>> start Data supplied

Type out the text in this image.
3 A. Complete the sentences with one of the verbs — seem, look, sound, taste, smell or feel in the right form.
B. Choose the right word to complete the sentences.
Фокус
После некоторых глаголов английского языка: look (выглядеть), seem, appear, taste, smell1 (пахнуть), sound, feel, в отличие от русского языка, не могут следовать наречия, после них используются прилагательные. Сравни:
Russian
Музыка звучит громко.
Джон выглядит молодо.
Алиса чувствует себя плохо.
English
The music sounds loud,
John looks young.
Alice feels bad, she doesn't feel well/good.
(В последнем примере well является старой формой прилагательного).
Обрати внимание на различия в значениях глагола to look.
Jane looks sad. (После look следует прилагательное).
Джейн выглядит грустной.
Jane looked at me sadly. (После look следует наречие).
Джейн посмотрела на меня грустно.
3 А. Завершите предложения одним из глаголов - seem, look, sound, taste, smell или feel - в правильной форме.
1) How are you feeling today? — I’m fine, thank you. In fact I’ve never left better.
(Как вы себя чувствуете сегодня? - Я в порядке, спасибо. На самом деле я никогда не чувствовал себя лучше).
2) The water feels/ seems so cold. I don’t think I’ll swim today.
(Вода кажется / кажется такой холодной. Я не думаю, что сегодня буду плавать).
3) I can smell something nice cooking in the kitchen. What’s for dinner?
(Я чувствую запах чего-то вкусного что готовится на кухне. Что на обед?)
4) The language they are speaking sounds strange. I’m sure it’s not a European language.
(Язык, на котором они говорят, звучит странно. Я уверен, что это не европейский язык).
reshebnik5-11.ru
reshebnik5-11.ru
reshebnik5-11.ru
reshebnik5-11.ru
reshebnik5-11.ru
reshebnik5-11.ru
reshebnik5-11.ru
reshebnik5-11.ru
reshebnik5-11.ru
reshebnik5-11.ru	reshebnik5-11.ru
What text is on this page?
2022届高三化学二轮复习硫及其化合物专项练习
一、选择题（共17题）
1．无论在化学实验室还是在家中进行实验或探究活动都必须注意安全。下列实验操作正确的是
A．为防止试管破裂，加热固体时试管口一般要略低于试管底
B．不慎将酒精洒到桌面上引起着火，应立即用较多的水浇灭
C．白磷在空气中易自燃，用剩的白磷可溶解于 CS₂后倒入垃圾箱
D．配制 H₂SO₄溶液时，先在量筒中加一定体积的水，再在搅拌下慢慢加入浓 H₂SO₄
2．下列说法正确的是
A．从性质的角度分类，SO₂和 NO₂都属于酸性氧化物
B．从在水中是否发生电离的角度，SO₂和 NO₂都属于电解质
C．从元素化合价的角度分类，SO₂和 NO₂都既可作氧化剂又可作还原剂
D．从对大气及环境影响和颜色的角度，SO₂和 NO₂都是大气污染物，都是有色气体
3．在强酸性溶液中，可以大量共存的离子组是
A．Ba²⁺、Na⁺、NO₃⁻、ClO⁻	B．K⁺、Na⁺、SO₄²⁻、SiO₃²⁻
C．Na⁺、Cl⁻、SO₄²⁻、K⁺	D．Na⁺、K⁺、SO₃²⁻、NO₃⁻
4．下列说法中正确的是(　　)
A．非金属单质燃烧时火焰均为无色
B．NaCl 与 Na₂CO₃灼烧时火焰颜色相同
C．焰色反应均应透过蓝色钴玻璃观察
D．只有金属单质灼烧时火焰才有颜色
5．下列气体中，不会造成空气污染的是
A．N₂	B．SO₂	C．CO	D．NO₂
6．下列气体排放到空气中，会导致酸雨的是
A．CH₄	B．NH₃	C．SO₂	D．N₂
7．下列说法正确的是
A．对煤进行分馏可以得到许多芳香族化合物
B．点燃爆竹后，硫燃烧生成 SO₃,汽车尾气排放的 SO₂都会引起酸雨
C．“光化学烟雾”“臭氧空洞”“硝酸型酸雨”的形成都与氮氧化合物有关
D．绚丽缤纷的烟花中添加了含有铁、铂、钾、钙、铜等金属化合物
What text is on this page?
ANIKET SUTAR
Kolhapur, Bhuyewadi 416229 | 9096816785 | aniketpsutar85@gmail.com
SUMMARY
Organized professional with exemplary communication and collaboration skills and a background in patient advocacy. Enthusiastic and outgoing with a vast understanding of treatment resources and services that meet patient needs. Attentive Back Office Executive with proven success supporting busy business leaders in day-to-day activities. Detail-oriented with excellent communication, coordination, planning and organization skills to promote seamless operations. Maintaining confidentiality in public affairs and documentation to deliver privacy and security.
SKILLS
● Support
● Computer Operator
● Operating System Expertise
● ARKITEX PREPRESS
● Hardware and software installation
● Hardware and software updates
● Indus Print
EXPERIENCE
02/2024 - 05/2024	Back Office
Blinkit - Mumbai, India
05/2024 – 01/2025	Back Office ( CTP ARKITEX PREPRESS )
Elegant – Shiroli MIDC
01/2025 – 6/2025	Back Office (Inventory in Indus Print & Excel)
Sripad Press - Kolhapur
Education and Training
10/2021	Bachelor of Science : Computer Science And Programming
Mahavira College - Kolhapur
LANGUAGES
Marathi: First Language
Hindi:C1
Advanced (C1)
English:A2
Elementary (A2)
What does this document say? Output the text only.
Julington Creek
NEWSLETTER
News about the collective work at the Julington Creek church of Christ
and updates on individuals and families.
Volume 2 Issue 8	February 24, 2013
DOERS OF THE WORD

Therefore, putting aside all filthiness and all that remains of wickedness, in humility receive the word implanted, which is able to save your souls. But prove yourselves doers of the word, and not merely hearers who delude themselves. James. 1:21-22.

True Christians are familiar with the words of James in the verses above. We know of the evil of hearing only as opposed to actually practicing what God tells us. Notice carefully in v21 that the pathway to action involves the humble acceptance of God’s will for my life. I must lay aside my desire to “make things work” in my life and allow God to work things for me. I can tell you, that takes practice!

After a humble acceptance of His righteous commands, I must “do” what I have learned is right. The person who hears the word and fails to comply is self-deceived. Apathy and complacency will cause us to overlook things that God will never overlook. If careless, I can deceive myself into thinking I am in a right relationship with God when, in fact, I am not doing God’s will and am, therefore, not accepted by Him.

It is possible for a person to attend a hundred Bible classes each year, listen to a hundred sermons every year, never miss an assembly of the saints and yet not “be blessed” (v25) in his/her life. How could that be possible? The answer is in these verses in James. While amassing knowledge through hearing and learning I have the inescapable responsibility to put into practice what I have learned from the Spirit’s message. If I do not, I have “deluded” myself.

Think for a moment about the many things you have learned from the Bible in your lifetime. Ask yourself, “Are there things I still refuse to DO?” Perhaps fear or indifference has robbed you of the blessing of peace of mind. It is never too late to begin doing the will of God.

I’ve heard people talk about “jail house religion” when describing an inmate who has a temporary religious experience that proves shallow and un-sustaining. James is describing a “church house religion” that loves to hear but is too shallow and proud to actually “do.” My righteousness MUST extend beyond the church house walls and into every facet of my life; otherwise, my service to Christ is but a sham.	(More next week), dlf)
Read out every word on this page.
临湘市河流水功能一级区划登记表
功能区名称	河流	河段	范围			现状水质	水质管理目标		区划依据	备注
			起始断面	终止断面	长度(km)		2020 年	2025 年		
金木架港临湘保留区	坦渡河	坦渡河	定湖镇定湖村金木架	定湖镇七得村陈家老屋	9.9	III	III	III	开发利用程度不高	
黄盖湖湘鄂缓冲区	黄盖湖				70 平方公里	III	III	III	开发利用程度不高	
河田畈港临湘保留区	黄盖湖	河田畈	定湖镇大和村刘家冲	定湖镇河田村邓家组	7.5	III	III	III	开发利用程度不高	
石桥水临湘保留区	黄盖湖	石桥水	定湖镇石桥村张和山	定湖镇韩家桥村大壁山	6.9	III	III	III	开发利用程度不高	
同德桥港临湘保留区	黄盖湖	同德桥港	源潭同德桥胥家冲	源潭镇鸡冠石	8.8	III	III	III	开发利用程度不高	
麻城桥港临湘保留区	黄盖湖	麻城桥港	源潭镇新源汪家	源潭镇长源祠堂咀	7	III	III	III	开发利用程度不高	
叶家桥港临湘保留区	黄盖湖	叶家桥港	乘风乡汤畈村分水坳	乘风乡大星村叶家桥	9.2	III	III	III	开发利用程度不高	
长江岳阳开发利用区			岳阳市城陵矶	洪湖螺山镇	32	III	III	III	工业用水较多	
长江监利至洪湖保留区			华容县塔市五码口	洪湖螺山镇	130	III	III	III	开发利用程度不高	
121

>> end Data supplied

Task description: Take each line of the material that contains the word "следует" and list it.

Complete answer:
Jane looks sad. (После look следует прилагательное).
Jane looked at me sadly. (После look следует наречие).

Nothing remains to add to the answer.